▶ [MATERIAL FOR THIS TASK]
/---

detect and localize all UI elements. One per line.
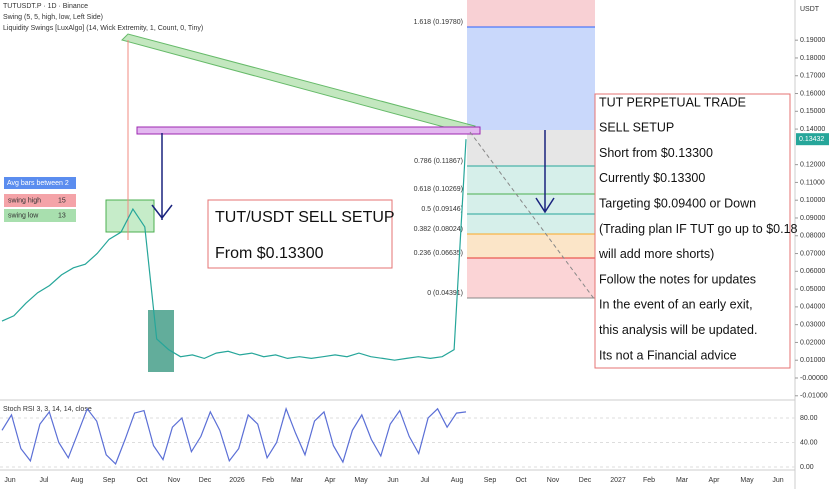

\---
/---

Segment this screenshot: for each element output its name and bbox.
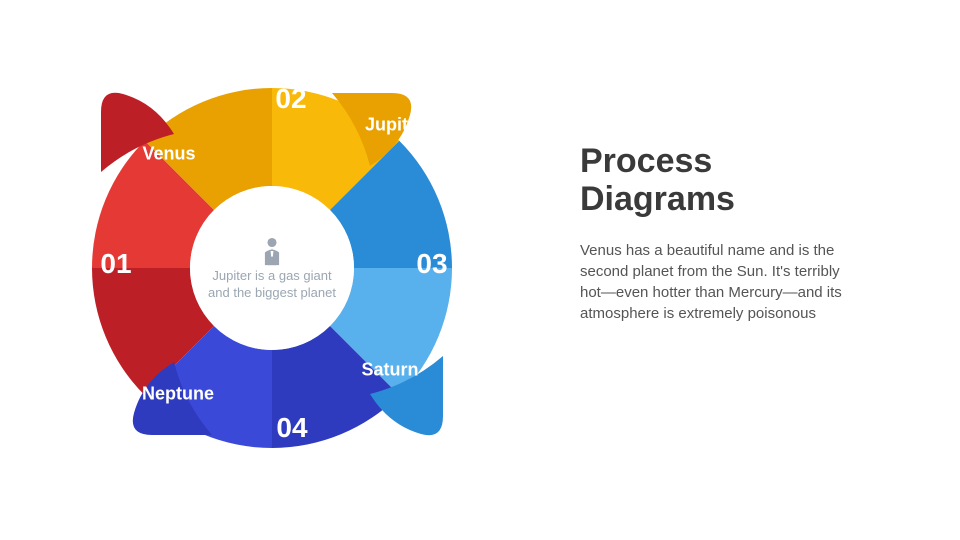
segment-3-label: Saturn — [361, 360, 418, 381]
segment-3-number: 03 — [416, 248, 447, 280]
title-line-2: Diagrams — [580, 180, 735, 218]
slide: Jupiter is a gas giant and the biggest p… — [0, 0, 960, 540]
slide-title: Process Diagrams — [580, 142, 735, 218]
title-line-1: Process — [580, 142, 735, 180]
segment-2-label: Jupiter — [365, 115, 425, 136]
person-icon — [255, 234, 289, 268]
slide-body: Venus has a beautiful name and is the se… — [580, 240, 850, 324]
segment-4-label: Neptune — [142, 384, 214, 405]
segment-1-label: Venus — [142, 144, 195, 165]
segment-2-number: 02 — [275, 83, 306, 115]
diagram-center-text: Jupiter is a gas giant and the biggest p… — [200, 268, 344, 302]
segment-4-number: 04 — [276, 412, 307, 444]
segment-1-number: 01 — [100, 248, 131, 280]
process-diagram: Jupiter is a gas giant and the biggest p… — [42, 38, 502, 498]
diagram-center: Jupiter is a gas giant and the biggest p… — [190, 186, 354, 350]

\---

▶ [DIRECTIVE]
Can you reproduce, word for word, everything in the listing above from the line containing "Segment this screenshot: for" down to the line containing "diagram-center: Jupiter is", including both of those lines, without the pictures?

▶ [OUTPUT OF THE EXERCISE]
Segment this screenshot: for each element output its name and bbox.
segment-3-label: Saturn — [361, 360, 418, 381]
segment-3-number: 03 — [416, 248, 447, 280]
title-line-2: Diagrams — [580, 180, 735, 218]
slide: Jupiter is a gas giant and the biggest p… — [0, 0, 960, 540]
slide-title: Process Diagrams — [580, 142, 735, 218]
title-line-1: Process — [580, 142, 735, 180]
segment-2-label: Jupiter — [365, 115, 425, 136]
person-icon — [255, 234, 289, 268]
slide-body: Venus has a beautiful name and is the se… — [580, 240, 850, 324]
segment-4-label: Neptune — [142, 384, 214, 405]
segment-1-label: Venus — [142, 144, 195, 165]
segment-2-number: 02 — [275, 83, 306, 115]
diagram-center-text: Jupiter is a gas giant and the biggest p… — [200, 268, 344, 302]
segment-4-number: 04 — [276, 412, 307, 444]
segment-1-number: 01 — [100, 248, 131, 280]
process-diagram: Jupiter is a gas giant and the biggest p… — [42, 38, 502, 498]
diagram-center: Jupiter is a gas giant and the biggest p… — [190, 186, 354, 350]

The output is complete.